→ The request
Say how many lines in the records include the string "appoint", adding no other words.

→ Supplied data
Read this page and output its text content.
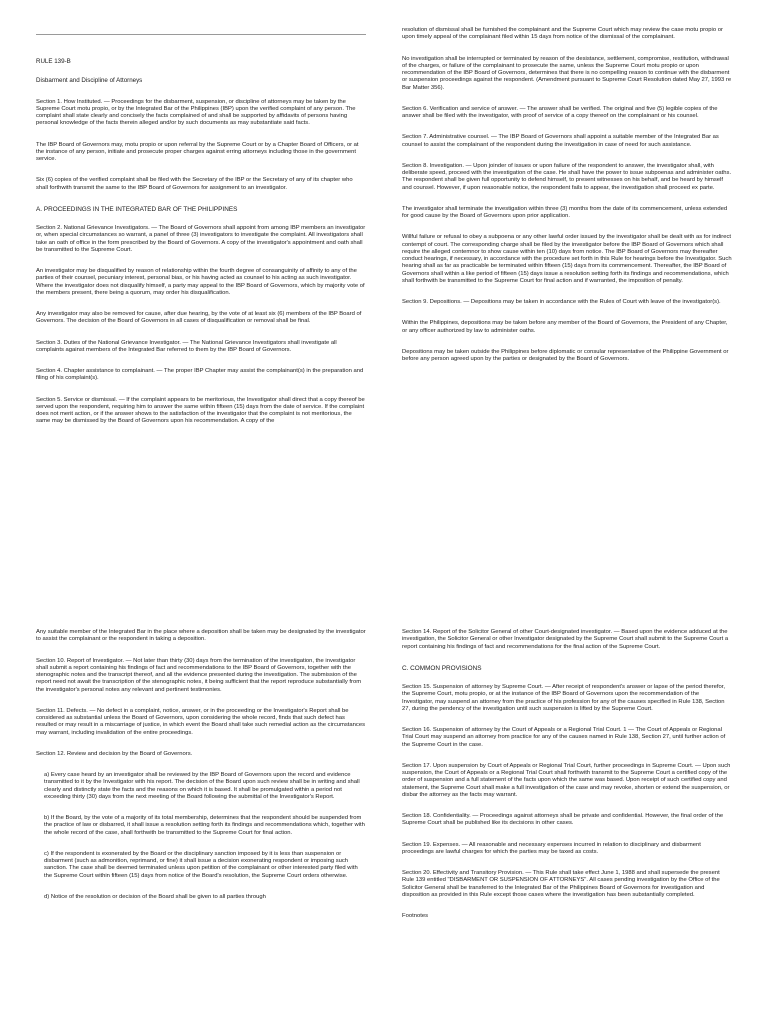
RULE 139-B

Disbarment and Discipline of Attorneys

Section 1. How Instituted. — Proceedings for the disbarment, suspension, or discipline of attorneys may be taken by the Supreme Court motu propio, or by the Integrated Bar of the Philippines (IBP) upon the verified complaint of any person. The complaint shall state clearly and concisely the facts complained of and shall be supported by affidavits of persons having personal knowledge of the facts therein alleged and/or by such documents as may substantiate said facts.

The IBP Board of Governors may, motu propio or upon referral by the Supreme Court or by a Chapter Board of Officers, or at the instance of any person, initiate and prosecute proper charges against erring attorneys including those in the government service.

Six (6) copies of the verified complaint shall be filed with the Secretary of the IBP or the Secretary of any of its chapter who shall forthwith transmit the same to the IBP Board of Governors for assignment to an investigator.

A. PROCEEDINGS IN THE INTEGRATED BAR OF THE PHILIPPINES

Section 2. National Grievance Investigators. — The Board of Governors shall appoint from among IBP members an investigator or, when special circumstances so warrant, a panel of three (3) investigators to investigate the complaint. All investigators shall take an oath of office in the form prescribed by the Board of Governors. A copy of the investigator's appointment and oath shall be transmitted to the Supreme Court.

An investigator may be disqualified by reason of relationship within the fourth degree of consanguinity of affinity to any of the parties of their counsel, pecuniary interest, personal bias, or his having acted as counsel to his acting as such investigator. Where the investigator does not disqualify himself, a party may appeal to the IBP Board of Governors, which by majority vote of the members present, there being a quorum, may order his disqualification.

Any investigator may also be removed for cause, after due hearing, by the vote of at least six (6) members of the IBP Board of Governors. The decision of the Board of Governors in all cases of disqualification or removal shall be final.

Section 3. Duties of the National Grievance Investigator. — The National Grievance Investigators shall investigate all complaints against members of the Integrated Bar referred to them by the IBP Board of Governors.

Section 4. Chapter assistance to complainant. — The proper IBP Chapter may assist the complainant(s) in the preparation and filing of his complaint(s).

Section 5. Service or dismissal. — If the complaint appears to be meritorious, the Investigator shall direct that a copy thereof be served upon the respondent, requiring him to answer the same within fifteen (15) days from the date of service. If the complaint does not merit action, or if the answer shows to the satisfaction of the investigator that the complaint is not meritorious, the same may be dismissed by the Board of Governors upon his recommendation. A copy of the

resolution of dismissal shall be furnished the complainant and the Supreme Court which may review the case motu propio or upon timely appeal of the complainant filed within 15 days from notice of the dismissal of the complainant.

No investigation shall be interrupted or terminated by reason of the desistance, settlement, compromise, restitution, withdrawal of the charges, or failure of the complainant to prosecute the same, unless the Supreme Court motu propio or upon recommendation of the IBP Board of Governors, determines that there is no compelling reason to continue with the disbarment or suspension proceedings against the respondent. (Amendment pursuant to Supreme Court Resolution dated May 27, 1993 re Bar Matter 356).

Section 6. Verification and service of answer. — The answer shall be verified. The original and five (5) legible copies of the answer shall be filed with the investigator, with proof of service of a copy thereof on the complainant or his counsel.

Section 7. Administrative counsel. — The IBP Board of Governors shall appoint a suitable member of the Integrated Bar as counsel to assist the complainant of the respondent during the investigation in case of need for such assistance.

Section 8. Investigation. — Upon joinder of issues or upon failure of the respondent to answer, the investigator shall, with deliberate speed, proceed with the investigation of the case. He shall have the power to issue subpoenas and administer oaths. The respondent shall be given full opportunity to defend himself, to present witnesses on his behalf, and be heard by himself and counsel. However, if upon reasonable notice, the respondent fails to appear, the investigation shall proceed ex parte.

The investigator shall terminate the investigation within three (3) months from the date of its commencement, unless extended for good cause by the Board of Governors upon prior application.

Willful failure or refusal to obey a subpoena or any other lawful order issued by the investigator shall be dealt with as for indirect contempt of court. The corresponding charge shall be filed by the investigator before the IBP Board of Governors which shall require the alleged contemnor to show cause within ten (10) days from notice. The IBP Board of Governors may thereafter conduct hearings, if necessary, in accordance with the procedure set forth in this Rule for hearings before the Investigator. Such hearing shall as far as practicable be terminated within fifteen (15) days from its commencement. Thereafter, the IBP Board of Governors shall within a like period of fifteen (15) days issue a resolution setting forth its findings and recommendations, which shall forthwith be transmitted to the Supreme Court for final action and if warranted, the imposition of penalty.

Section 9. Depositions. — Depositions may be taken in accordance with the Rules of Court with leave of the investigator(s).

Within the Philippines, depositions may be taken before any member of the Board of Governors, the President of any Chapter, or any officer authorized by law to administer oaths.

Depositions may be taken outside the Philippines before diplomatic or consular representative of the Philippine Government or before any person agreed upon by the parties or designated by the Board of Governors.

Any suitable member of the Integrated Bar in the place where a deposition shall be taken may be designated by the investigator to assist the complainant or the respondent in taking a deposition.

Section 10. Report of Investigator. — Not later than thirty (30) days from the termination of the investigation, the investigator shall submit a report containing his findings of fact and recommendations to the IBP Board of Governors, together with the stenographic notes and the transcript thereof, and all the evidence presented during the investigation. The submission of the report need not await the transcription of the stenographic notes, it being sufficient that the report reproduce substantially from the investigator's personal notes any relevant and pertinent testimonies.

Section 11. Defects. — No defect in a complaint, notice, answer, or in the proceeding or the Investigator's Report shall be considered as substantial unless the Board of Governors, upon considering the whole record, finds that such defect has resulted or may result in a miscarriage of justice, in which event the Board shall take such remedial action as the circumstances may warrant, including invalidation of the entire proceedings.

Section 12. Review and decision by the Board of Governors.

a) Every case heard by an investigator shall be reviewed by the IBP Board of Governors upon the record and evidence transmitted to it by the Investigator with his report. The decision of the Board upon such review shall be in writing and shall clearly and distinctly state the facts and the reasons on which it is based. It shall be promulgated within a period not exceeding thirty (30) days from the next meeting of the Board following the submittal of the Investigator's Report.

b) If the Board, by the vote of a majority of its total membership, determines that the respondent should be suspended from the practice of law or disbarred, it shall issue a resolution setting forth its findings and recommendations which, together with the whole record of the case, shall forthwith be transmitted to the Supreme Court for final action.

c) If the respondent is exonerated by the Board or the disciplinary sanction imposed by it is less than suspension or disbarment (such as admonition, reprimand, or fine) it shall issue a decision exonerating respondent or imposing such sanction. The case shall be deemed terminated unless upon petition of the complainant or other interested party filed with the Supreme Court within fifteen (15) days from notice of the Board's resolution, the Supreme Court orders otherwise.

d) Notice of the resolution or decision of the Board shall be given to all parties through

Section 14. Report of the Solicitor General of other Court-designated investigator. — Based upon the evidence adduced at the investigation, the Solicitor General or other Investigator designated by the Supreme Court shall submit to the Supreme Court a report containing his findings of fact and recommendations for the final action of the Supreme Court.

C. COMMON PROVISIONS

Section 15. Suspension of attorney by Supreme Court. — After receipt of respondent's answer or lapse of the period therefor, the Supreme Court, motu propio, or at the instance of the IBP Board of Governors upon the recommendation of the Investigator, may suspend an attorney from the practice of his profession for any of the causes specified in Rule 138, Section 27, during the pendency of the investigation until such suspension is lifted by the Supreme Court.

Section 16. Suspension of attorney by the Court of Appeals or a Regional Trial Court. 1 — The Court of Appeals or Regional Trial Court may suspend an attorney from practice for any of the causes named in Rule 138, Section 27, until further action of the Supreme Court in the case.

Section 17. Upon suspension by Court of Appeals or Regional Trial Court, further proceedings in Supreme Court. — Upon such suspension, the Court of Appeals or a Regional Trial Court shall forthwith transmit to the Supreme Court a certified copy of the order of suspension and a full statement of the facts upon which the same was based. Upon receipt of such certified copy and statement, the Supreme Court shall make a full investigation of the case and may revoke, shorten or extend the suspension, or disbar the attorney as the facts may warrant.

Section 18. Confidentiality. — Proceedings against attorneys shall be private and confidential. However, the final order of the Supreme Court shall be published like its decisions in other cases.

Section 19. Expenses. — All reasonable and necessary expenses incurred in relation to disciplinary and disbarment proceedings are lawful charges for which the parties may be taxed as costs.

Section 20. Effectivity and Transitory Provision. — This Rule shall take effect June 1, 1988 and shall supersede the present Rule 139 entitled "DISBARMENT OR SUSPENSION OF ATTORNEYS". All cases pending investigation by the Office of the Solicitor General shall be transferred to the Integrated Bar of the Philippines Board of Governors for investigation and disposition as provided in this Rule except those cases where the investigation has been substantially completed.

Footnotes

→ Complete answer
2